# The request:
Copy the data word for word, starting at its first line and ending with the line that contains "List every element", including that line. Leave the pictures out.

-- begin Extracted records --

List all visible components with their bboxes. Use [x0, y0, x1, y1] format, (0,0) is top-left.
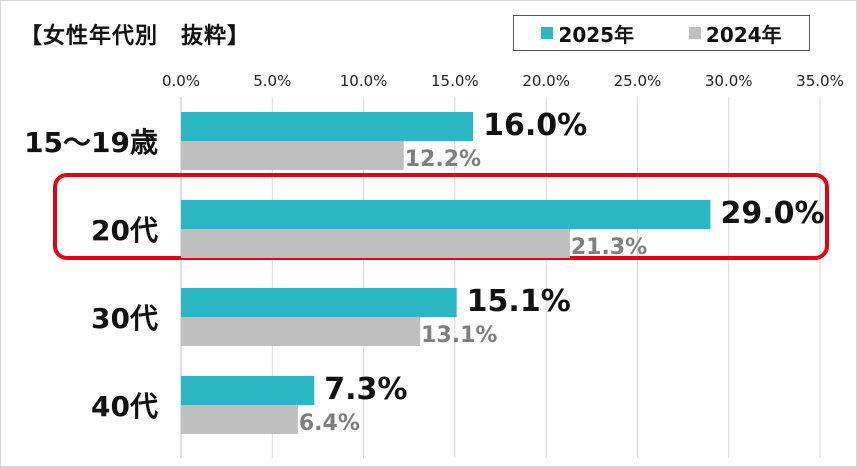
x-tick-label: 35.0% — [796, 72, 844, 90]
bar-2024 — [181, 317, 421, 346]
data-label-2025: 7.3% — [324, 372, 407, 407]
data-label-2025: 15.1% — [467, 284, 571, 319]
category-label: 20代 — [91, 214, 158, 247]
bar-2025 — [181, 200, 711, 229]
legend-item-2024: 2024年 — [688, 19, 782, 48]
data-label-2025: 16.0% — [483, 108, 587, 143]
x-tick-label: 30.0% — [705, 72, 753, 90]
x-tick-label: 15.0% — [431, 72, 479, 90]
x-tick-label: 10.0% — [340, 72, 388, 90]
x-tick-label: 5.0% — [253, 72, 291, 90]
data-label-2024: 6.4% — [299, 411, 360, 436]
legend-label-2025: 2025年 — [558, 22, 635, 47]
category-label: 15～19歳 — [24, 126, 158, 159]
x-tick-label: 20.0% — [522, 72, 570, 90]
legend-label-2024: 2024年 — [705, 22, 782, 47]
bar-2024 — [181, 229, 570, 258]
data-label-2025: 29.0% — [720, 196, 824, 231]
category-label: 30代 — [91, 302, 158, 335]
data-label-2024: 12.2% — [405, 147, 481, 172]
legend-swatch-2025 — [541, 27, 554, 39]
bar-2025 — [181, 376, 315, 405]
data-label-2024: 13.1% — [421, 323, 497, 348]
legend-item-2025: 2025年 — [541, 19, 634, 48]
bar-2024 — [181, 405, 298, 434]
data-label-2024: 21.3% — [571, 235, 647, 260]
bar-2025 — [181, 288, 457, 317]
x-tick-label: 25.0% — [614, 72, 662, 90]
bar-2024 — [181, 141, 404, 170]
x-tick-label: 0.0% — [162, 72, 200, 90]
legend: 2025年 2024年 — [513, 15, 810, 51]
legend-swatch-2024 — [688, 27, 701, 39]
bar-2025 — [181, 112, 474, 141]
chart-title: 【女性年代別 抜粋】 — [20, 24, 251, 49]
category-label: 40代 — [91, 390, 158, 423]
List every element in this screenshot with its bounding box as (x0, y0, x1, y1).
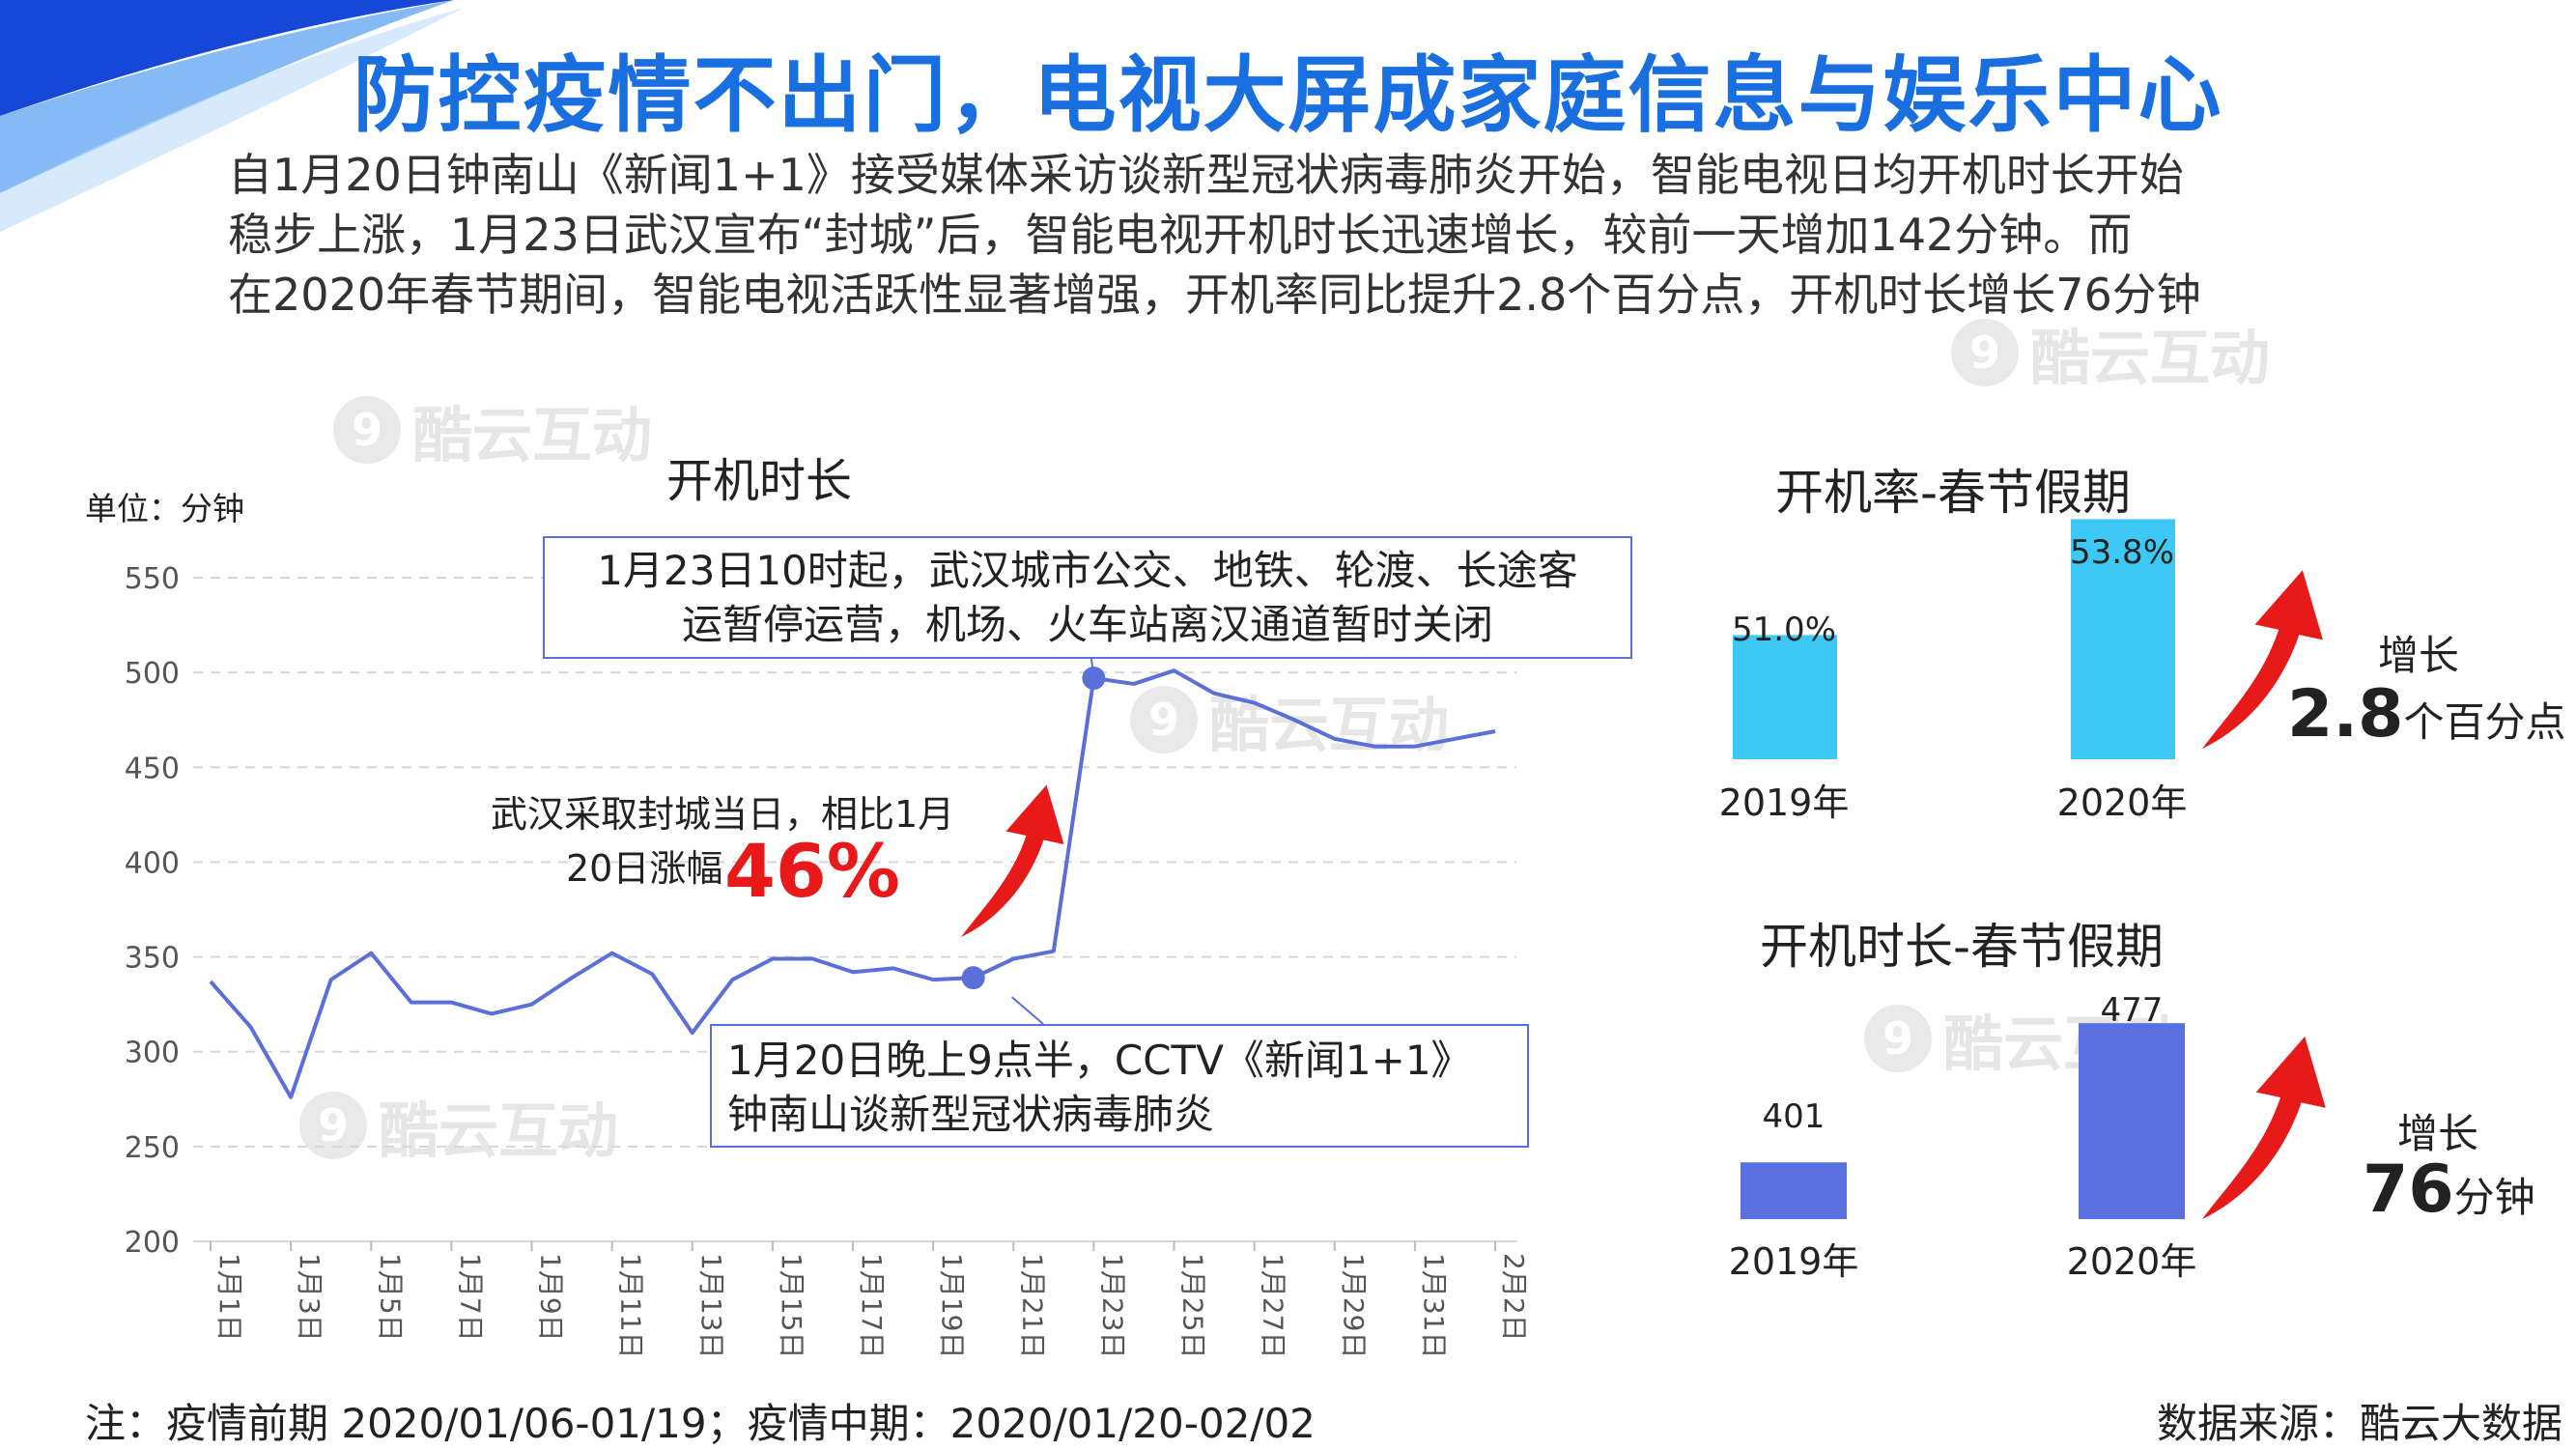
watermark-text: 酷云互动 (2030, 323, 2271, 393)
x-tick-label: 1月21日 (1016, 1253, 1048, 1358)
rate-increase-label: 增长 (2378, 632, 2460, 679)
duration-increase-label: 增长 (2397, 1110, 2479, 1157)
x-tick-label: 1月15日 (776, 1253, 807, 1358)
bar-value-label: 53.8% (2069, 533, 2174, 572)
x-tick-label: 1月23日 (1096, 1253, 1128, 1358)
rate-panel-title: 开机率-春节假期 (1775, 465, 2132, 521)
x-tick-label: 1月27日 (1258, 1253, 1289, 1358)
callout-line: 钟南山谈新型冠状病毒肺炎 (727, 1091, 1215, 1138)
footnote: 注：疫情前期 2020/01/06-01/19；疫情中期：2020/01/20-… (85, 1400, 1316, 1447)
rate-increase-number: 2.8 (2287, 676, 2404, 753)
x-tick-label: 1月19日 (936, 1253, 968, 1358)
y-tick-label: 350 (125, 942, 180, 976)
intro-line: 在2020年春节期间，智能电视活跃性显著增强，开机率同比提升2.8个百分点，开机… (228, 269, 2201, 321)
x-tick-label: 1月31日 (1418, 1253, 1450, 1358)
lockdown-percent: 46% (724, 828, 900, 914)
lockdown-annotation: 武汉采取封城当日，相比1月 (491, 793, 955, 836)
x-tick-label: 2月2日 (1498, 1253, 1530, 1342)
y-tick-label: 550 (125, 562, 180, 596)
duration-bar (2079, 1023, 2185, 1219)
x-tick-label: 1月3日 (294, 1253, 326, 1342)
y-tick-label: 450 (125, 752, 180, 785)
x-tick-label: 1月29日 (1338, 1253, 1370, 1358)
watermark-text: 酷云互动 (379, 1095, 619, 1166)
duration-bar (1741, 1162, 1847, 1219)
duration-panel-title: 开机时长-春节假期 (1760, 919, 2165, 975)
callout-news: 1月20日晚上9点半，CCTV《新闻1+1》 钟南山谈新型冠状病毒肺炎 (710, 1024, 1529, 1148)
page-title: 防控疫情不出门，电视大屏成家庭信息与娱乐中心 (353, 47, 2223, 144)
increase-arrow-icon (961, 784, 1064, 937)
highlight-point (961, 966, 985, 990)
callout-line: 运暂停运营，机场、火车站离汉通道暂时关闭 (681, 601, 1493, 648)
watermark: 9 酷云互动 (1951, 309, 2270, 396)
watermark-logo-icon: 9 (299, 1092, 367, 1159)
x-tick-label: 1月11日 (615, 1253, 647, 1358)
bar-category-label: 2020年 (2066, 1240, 2197, 1283)
bar-value-label: 51.0% (1731, 611, 1836, 649)
callout-connector (1011, 996, 1044, 1025)
intro-line: 自1月20日钟南山《新闻1+1》接受媒体采访谈新型冠状病毒肺炎开始，智能电视日均… (228, 149, 2184, 201)
y-tick-label: 200 (125, 1226, 180, 1260)
y-tick-label: 500 (125, 657, 180, 691)
corner-swoosh-decoration (0, 0, 464, 232)
rate-bar (1733, 635, 1837, 759)
data-source: 数据来源：酷云大数据 (2156, 1400, 2562, 1447)
y-tick-label: 300 (125, 1037, 180, 1070)
rate-increase-unit: 个百分点 (2403, 698, 2566, 746)
series-line (209, 668, 1496, 1099)
rate-bar (2071, 519, 2175, 759)
rate-increase-arrow-icon (2202, 570, 2323, 749)
rate-increase-value: 2.8个百分点 (2287, 676, 2565, 753)
callout-line: 1月20日晚上9点半，CCTV《新闻1+1》 (727, 1037, 1472, 1084)
duration-increase-unit: 分钟 (2453, 1174, 2535, 1221)
callout-line: 1月23日10时起，武汉城市公交、地铁、轮渡、长途客 (597, 547, 1578, 594)
x-tick-label: 1月9日 (535, 1253, 567, 1342)
y-tick-label: 400 (125, 846, 180, 880)
duration-increase-number: 76 (2363, 1151, 2454, 1228)
x-tick-label: 1月13日 (695, 1253, 727, 1358)
y-tick-label: 250 (125, 1131, 180, 1165)
unit-label: 单位：分钟 (85, 490, 244, 527)
highlight-point (1082, 667, 1106, 691)
x-tick-label: 1月17日 (856, 1253, 888, 1358)
watermark-logo-icon: 9 (1864, 1005, 1932, 1072)
bar-value-label: 401 (1762, 1097, 1826, 1136)
watermark: 9 酷云互动 (299, 1082, 618, 1169)
x-tick-label: 1月5日 (374, 1253, 406, 1342)
watermark-logo-icon: 9 (333, 396, 401, 464)
bar-value-label: 477 (2100, 991, 2164, 1030)
watermark-logo-icon: 9 (1130, 686, 1198, 753)
line-chart-title: 开机时长 (666, 454, 853, 508)
intro-line: 稳步上涨，1月23日武汉宣布“封城”后，智能电视开机时长迅速增长，较前一天增加1… (228, 209, 2133, 261)
bar-category-label: 2020年 (2056, 782, 2188, 824)
x-tick-label: 1月1日 (213, 1253, 245, 1342)
x-tick-label: 1月25日 (1177, 1253, 1209, 1358)
intro-paragraph: 自1月20日钟南山《新闻1+1》接受媒体采访谈新型冠状病毒肺炎开始，智能电视日均… (228, 145, 2411, 325)
bar-category-label: 2019年 (1718, 782, 1850, 824)
duration-increase-arrow-icon (2202, 1037, 2326, 1219)
x-tick-label: 1月7日 (454, 1253, 486, 1342)
watermark-text: 酷云互动 (412, 400, 653, 470)
watermark: 9 酷云互动 (333, 386, 652, 473)
bar-category-label: 2019年 (1728, 1240, 1859, 1283)
lockdown-annotation-2: 20日涨幅 (566, 847, 723, 890)
duration-increase-value: 76分钟 (2363, 1151, 2535, 1228)
callout-lockdown: 1月23日10时起，武汉城市公交、地铁、轮渡、长途客 运暂停运营，机场、火车站离… (543, 536, 1632, 659)
watermark-logo-icon: 9 (1951, 319, 2019, 386)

-- end Extracted records --

# Answer to this exercise:
List all visible components with their bboxes. Use [x0, y0, x1, y1] format, (0,0) is top-left.
x-tick-label: 35.0% — [796, 72, 844, 90]
bar-2024 — [181, 317, 421, 346]
data-label-2025: 7.3% — [324, 372, 407, 407]
data-label-2025: 15.1% — [467, 284, 571, 319]
category-label: 20代 — [91, 214, 158, 247]
bar-2025 — [181, 200, 711, 229]
legend-item-2024: 2024年 — [688, 19, 782, 48]
data-label-2025: 16.0% — [483, 108, 587, 143]
x-tick-label: 30.0% — [705, 72, 753, 90]
x-tick-label: 15.0% — [431, 72, 479, 90]
x-tick-label: 10.0% — [340, 72, 388, 90]
x-tick-label: 5.0% — [253, 72, 291, 90]
data-label-2024: 6.4% — [299, 411, 360, 436]
legend-label-2025: 2025年 — [558, 22, 635, 47]
category-label: 15～19歳 — [24, 126, 158, 159]
x-tick-label: 20.0% — [522, 72, 570, 90]
legend-label-2024: 2024年 — [705, 22, 782, 47]
bar-2024 — [181, 229, 570, 258]
data-label-2025: 29.0% — [720, 196, 824, 231]
category-label: 30代 — [91, 302, 158, 335]
data-label-2024: 12.2% — [405, 147, 481, 172]
legend-swatch-2025 — [541, 27, 554, 39]
bar-2025 — [181, 376, 315, 405]
data-label-2024: 13.1% — [421, 323, 497, 348]
legend-item-2025: 2025年 — [541, 19, 634, 48]
bar-2024 — [181, 405, 298, 434]
data-label-2024: 21.3% — [571, 235, 647, 260]
bar-2025 — [181, 288, 457, 317]
x-tick-label: 25.0% — [614, 72, 662, 90]
bar-2024 — [181, 141, 404, 170]
x-tick-label: 0.0% — [162, 72, 200, 90]
legend: 2025年 2024年 — [513, 15, 810, 51]
legend-swatch-2024 — [688, 27, 701, 39]
bar-2025 — [181, 112, 474, 141]
chart-title: 【女性年代別 抜粋】 — [20, 24, 251, 49]
category-label: 40代 — [91, 390, 158, 423]
List every element in this screenshot with its bounding box as (x0, y0, x1, y1).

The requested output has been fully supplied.